* **Written request**
Print every entry exactly as written.

* **Record extracts**
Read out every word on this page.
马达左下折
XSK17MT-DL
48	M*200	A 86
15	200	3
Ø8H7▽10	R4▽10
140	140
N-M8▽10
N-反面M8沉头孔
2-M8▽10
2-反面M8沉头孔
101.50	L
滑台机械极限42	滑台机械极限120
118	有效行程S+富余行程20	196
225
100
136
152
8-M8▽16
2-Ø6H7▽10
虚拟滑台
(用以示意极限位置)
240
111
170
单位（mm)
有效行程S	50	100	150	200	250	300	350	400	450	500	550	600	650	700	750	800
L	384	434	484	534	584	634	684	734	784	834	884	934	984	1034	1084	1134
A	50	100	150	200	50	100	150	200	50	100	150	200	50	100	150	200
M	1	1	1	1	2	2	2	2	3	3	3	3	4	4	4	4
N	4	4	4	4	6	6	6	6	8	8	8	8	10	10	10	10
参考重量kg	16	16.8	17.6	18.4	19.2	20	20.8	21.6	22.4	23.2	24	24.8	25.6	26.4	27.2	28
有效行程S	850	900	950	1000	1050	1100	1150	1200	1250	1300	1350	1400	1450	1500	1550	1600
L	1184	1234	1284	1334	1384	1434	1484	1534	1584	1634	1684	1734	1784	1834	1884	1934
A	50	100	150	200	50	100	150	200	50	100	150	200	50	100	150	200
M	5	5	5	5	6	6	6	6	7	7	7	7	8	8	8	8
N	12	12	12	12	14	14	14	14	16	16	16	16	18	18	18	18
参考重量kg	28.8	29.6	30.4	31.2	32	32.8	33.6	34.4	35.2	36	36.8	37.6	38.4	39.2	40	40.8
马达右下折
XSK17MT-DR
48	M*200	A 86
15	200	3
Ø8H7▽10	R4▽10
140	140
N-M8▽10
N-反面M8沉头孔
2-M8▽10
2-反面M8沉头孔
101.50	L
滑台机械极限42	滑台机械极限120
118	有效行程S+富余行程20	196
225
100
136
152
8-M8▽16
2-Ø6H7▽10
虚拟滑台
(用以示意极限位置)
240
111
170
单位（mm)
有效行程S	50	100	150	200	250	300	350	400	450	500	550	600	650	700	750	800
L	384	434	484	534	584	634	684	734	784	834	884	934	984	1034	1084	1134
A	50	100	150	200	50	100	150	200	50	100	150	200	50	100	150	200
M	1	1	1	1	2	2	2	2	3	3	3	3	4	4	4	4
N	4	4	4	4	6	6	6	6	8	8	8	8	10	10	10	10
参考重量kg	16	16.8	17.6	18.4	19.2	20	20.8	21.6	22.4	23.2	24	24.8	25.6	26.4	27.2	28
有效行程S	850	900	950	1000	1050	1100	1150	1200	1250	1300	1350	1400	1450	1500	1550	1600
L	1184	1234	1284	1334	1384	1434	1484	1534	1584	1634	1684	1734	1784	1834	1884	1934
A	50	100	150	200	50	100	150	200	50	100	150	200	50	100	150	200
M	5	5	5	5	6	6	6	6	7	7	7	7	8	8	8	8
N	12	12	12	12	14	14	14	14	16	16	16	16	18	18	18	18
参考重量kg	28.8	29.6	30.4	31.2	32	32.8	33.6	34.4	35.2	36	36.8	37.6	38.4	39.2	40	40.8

* **Solution to this exercise**
Read out every word on this page.
马达左下折
XSK17MT-DL
48	M*200	A 86
15	200	3
Ø8H7▽10	R4▽10
140	140
N-M8▽10
N-反面M8沉头孔
2-M8▽10
2-反面M8沉头孔
101.50	L
滑台机械极限42	滑台机械极限120
118	有效行程S+富余行程20	196
225
100
136
152
8-M8▽16
2-Ø6H7▽10
虚拟滑台
(用以示意极限位置)
240
111
170
单位（mm)
有效行程S	50	100	150	200	250	300	350	400	450	500	550	600	650	700	750	800
L	384	434	484	534	584	634	684	734	784	834	884	934	984	1034	1084	1134
A	50	100	150	200	50	100	150	200	50	100	150	200	50	100	150	200
M	1	1	1	1	2	2	2	2	3	3	3	3	4	4	4	4
N	4	4	4	4	6	6	6	6	8	8	8	8	10	10	10	10
参考重量kg	16	16.8	17.6	18.4	19.2	20	20.8	21.6	22.4	23.2	24	24.8	25.6	26.4	27.2	28
有效行程S	850	900	950	1000	1050	1100	1150	1200	1250	1300	1350	1400	1450	1500	1550	1600
L	1184	1234	1284	1334	1384	1434	1484	1534	1584	1634	1684	1734	1784	1834	1884	1934
A	50	100	150	200	50	100	150	200	50	100	150	200	50	100	150	200
M	5	5	5	5	6	6	6	6	7	7	7	7	8	8	8	8
N	12	12	12	12	14	14	14	14	16	16	16	16	18	18	18	18
参考重量kg	28.8	29.6	30.4	31.2	32	32.8	33.6	34.4	35.2	36	36.8	37.6	38.4	39.2	40	40.8
马达右下折
XSK17MT-DR
48	M*200	A 86
15	200	3
Ø8H7▽10	R4▽10
140	140
N-M8▽10
N-反面M8沉头孔
2-M8▽10
2-反面M8沉头孔
101.50	L
滑台机械极限42	滑台机械极限120
118	有效行程S+富余行程20	196
225
100
136
152
8-M8▽16
2-Ø6H7▽10
虚拟滑台
(用以示意极限位置)
240
111
170
单位（mm)
有效行程S	50	100	150	200	250	300	350	400	450	500	550	600	650	700	750	800
L	384	434	484	534	584	634	684	734	784	834	884	934	984	1034	1084	1134
A	50	100	150	200	50	100	150	200	50	100	150	200	50	100	150	200
M	1	1	1	1	2	2	2	2	3	3	3	3	4	4	4	4
N	4	4	4	4	6	6	6	6	8	8	8	8	10	10	10	10
参考重量kg	16	16.8	17.6	18.4	19.2	20	20.8	21.6	22.4	23.2	24	24.8	25.6	26.4	27.2	28
有效行程S	850	900	950	1000	1050	1100	1150	1200	1250	1300	1350	1400	1450	1500	1550	1600
L	1184	1234	1284	1334	1384	1434	1484	1534	1584	1634	1684	1734	1784	1834	1884	1934
A	50	100	150	200	50	100	150	200	50	100	150	200	50	100	150	200
M	5	5	5	5	6	6	6	6	7	7	7	7	8	8	8	8
N	12	12	12	12	14	14	14	14	16	16	16	16	18	18	18	18
参考重量kg	28.8	29.6	30.4	31.2	32	32.8	33.6	34.4	35.2	36	36.8	37.6	38.4	39.2	40	40.8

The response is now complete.